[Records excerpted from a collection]
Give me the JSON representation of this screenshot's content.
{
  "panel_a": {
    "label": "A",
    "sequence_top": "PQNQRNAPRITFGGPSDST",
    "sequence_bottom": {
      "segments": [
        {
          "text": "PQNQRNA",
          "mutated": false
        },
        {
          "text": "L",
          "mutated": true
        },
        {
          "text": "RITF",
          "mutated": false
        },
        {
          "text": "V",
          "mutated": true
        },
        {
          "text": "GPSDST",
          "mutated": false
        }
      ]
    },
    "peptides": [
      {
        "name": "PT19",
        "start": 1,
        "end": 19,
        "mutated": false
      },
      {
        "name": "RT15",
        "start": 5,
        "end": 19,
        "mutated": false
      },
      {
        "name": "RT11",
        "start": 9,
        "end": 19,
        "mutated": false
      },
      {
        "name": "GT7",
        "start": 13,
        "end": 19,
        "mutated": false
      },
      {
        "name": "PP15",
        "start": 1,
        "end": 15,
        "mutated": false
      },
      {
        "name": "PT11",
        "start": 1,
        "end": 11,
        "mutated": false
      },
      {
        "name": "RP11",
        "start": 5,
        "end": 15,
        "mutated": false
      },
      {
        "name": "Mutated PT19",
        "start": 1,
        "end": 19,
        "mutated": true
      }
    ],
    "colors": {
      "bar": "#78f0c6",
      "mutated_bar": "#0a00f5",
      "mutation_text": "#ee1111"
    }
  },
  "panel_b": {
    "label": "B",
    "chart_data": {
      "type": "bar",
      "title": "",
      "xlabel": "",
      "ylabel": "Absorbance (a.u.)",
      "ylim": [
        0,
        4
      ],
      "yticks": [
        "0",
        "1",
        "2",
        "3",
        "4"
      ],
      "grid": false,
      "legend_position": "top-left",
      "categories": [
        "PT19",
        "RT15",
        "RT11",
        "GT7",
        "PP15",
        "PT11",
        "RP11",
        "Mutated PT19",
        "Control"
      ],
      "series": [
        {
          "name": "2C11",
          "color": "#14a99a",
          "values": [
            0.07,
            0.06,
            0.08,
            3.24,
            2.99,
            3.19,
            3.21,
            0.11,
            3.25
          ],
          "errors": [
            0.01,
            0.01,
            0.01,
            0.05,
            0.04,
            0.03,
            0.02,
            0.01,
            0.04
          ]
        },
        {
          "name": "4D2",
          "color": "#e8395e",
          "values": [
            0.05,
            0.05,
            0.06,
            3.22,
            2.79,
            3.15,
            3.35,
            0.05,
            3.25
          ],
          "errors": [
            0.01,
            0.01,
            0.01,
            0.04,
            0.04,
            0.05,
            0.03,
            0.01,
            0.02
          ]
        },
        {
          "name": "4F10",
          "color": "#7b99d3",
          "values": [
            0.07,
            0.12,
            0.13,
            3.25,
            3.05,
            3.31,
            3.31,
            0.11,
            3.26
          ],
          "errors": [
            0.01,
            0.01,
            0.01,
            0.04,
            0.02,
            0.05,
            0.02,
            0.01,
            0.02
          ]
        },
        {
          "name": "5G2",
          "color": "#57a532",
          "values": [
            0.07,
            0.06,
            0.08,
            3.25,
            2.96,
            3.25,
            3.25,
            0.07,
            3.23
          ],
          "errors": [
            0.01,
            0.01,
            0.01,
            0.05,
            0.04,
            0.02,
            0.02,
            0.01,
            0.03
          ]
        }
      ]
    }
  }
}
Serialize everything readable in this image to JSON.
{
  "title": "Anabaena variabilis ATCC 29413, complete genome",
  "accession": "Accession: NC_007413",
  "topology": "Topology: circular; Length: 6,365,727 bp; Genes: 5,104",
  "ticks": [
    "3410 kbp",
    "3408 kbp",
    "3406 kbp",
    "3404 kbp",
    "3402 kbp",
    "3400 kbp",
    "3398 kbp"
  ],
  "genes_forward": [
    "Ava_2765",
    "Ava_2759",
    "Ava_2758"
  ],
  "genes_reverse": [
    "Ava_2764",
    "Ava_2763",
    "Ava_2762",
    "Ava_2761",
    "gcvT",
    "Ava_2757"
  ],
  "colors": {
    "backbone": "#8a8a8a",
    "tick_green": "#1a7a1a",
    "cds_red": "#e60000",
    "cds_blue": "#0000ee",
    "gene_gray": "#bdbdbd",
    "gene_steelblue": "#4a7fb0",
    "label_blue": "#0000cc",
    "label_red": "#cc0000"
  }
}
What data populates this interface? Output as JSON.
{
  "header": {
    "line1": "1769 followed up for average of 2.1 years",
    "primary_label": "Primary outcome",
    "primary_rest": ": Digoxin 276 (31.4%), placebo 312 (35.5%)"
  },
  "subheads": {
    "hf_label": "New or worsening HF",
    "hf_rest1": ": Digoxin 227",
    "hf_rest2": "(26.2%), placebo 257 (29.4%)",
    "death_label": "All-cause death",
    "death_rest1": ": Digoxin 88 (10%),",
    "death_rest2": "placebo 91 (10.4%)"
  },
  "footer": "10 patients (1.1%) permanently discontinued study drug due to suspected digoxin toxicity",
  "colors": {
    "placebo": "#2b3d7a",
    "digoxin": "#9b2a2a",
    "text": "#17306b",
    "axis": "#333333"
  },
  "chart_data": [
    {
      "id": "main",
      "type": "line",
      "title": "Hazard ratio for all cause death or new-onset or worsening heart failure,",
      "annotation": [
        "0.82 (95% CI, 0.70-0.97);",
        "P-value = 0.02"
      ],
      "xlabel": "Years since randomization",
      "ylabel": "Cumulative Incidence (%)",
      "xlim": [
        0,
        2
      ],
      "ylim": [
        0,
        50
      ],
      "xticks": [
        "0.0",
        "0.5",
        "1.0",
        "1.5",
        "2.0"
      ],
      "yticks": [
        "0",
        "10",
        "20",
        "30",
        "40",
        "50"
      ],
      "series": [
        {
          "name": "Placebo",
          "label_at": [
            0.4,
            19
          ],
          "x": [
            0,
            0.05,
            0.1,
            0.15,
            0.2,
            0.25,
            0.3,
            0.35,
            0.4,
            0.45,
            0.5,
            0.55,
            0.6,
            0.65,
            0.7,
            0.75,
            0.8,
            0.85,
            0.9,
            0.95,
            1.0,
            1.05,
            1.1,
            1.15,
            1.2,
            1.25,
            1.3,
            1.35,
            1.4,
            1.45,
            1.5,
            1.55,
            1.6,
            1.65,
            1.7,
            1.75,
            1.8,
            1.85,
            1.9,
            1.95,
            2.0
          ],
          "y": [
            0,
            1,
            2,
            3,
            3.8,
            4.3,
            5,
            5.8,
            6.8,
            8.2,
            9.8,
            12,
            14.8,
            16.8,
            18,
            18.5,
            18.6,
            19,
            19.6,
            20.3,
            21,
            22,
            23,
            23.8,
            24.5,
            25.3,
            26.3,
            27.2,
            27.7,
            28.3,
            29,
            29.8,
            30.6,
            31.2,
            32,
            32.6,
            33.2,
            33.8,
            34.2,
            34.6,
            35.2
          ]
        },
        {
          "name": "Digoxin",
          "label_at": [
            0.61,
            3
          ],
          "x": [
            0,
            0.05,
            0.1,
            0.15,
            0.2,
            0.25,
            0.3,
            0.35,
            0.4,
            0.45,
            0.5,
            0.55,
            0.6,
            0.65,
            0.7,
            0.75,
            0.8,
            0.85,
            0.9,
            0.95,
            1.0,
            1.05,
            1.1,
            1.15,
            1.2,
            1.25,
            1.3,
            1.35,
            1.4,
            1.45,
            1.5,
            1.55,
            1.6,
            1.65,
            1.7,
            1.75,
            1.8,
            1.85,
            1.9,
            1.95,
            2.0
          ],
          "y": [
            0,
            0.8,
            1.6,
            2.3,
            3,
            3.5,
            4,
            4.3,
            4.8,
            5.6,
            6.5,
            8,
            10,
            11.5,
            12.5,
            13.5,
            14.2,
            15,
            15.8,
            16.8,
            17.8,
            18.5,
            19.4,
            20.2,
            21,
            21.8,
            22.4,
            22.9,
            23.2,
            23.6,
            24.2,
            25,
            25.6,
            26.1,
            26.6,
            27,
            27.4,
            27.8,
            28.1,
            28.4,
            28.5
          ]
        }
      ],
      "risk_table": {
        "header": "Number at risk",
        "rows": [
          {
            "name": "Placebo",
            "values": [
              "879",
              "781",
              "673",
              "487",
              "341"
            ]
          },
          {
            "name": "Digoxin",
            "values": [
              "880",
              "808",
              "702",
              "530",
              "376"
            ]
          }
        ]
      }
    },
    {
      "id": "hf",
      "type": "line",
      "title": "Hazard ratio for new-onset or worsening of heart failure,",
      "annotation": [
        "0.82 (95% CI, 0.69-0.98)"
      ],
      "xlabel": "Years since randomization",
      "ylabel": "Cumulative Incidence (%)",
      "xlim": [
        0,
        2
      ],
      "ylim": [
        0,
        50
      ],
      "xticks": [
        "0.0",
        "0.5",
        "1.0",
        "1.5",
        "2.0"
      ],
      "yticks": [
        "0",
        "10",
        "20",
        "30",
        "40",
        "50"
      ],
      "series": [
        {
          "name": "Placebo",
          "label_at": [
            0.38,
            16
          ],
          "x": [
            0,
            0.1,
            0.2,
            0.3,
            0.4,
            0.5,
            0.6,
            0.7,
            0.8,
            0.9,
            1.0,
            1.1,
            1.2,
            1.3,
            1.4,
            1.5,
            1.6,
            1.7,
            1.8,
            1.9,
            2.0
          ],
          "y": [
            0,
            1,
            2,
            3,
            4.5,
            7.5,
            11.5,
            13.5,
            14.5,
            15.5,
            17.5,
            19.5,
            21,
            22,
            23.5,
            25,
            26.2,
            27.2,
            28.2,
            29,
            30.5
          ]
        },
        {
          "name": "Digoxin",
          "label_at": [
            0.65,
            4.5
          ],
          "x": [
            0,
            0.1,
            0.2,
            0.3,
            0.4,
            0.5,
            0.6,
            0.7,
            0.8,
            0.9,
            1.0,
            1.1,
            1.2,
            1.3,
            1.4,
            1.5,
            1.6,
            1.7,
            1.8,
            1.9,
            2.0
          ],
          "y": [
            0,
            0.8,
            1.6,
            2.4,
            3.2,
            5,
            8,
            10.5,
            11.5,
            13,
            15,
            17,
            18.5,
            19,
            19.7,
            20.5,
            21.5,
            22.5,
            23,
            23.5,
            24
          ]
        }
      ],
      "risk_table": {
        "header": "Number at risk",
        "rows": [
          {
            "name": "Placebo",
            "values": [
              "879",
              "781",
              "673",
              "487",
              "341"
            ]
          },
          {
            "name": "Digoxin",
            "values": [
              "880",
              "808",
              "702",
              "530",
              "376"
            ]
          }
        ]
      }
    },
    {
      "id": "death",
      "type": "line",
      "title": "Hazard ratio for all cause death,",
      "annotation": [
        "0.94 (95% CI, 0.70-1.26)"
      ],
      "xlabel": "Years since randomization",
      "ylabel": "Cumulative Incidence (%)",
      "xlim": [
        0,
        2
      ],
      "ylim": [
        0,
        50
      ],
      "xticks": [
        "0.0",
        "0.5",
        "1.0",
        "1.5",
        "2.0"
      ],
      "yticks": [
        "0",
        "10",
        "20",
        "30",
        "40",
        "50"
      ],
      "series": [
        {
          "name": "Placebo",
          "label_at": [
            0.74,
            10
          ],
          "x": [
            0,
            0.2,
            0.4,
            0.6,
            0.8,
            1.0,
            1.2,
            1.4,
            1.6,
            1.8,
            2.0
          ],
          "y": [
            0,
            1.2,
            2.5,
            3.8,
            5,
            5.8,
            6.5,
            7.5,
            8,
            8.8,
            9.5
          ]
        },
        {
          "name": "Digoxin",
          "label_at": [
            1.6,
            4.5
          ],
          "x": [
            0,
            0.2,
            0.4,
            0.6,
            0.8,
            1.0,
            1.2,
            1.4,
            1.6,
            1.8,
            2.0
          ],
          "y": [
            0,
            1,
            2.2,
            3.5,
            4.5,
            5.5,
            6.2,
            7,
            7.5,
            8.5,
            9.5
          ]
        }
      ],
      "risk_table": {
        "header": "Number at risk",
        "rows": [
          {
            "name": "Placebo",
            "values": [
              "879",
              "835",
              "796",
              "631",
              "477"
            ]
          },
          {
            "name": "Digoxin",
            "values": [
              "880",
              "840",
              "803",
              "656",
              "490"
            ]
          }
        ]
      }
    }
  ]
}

WHAT THE TASK ASKS:
Taking the records above line by line, count those that hold the word "failure"; the number is the entire answer.

SOLUTION BELOW:
2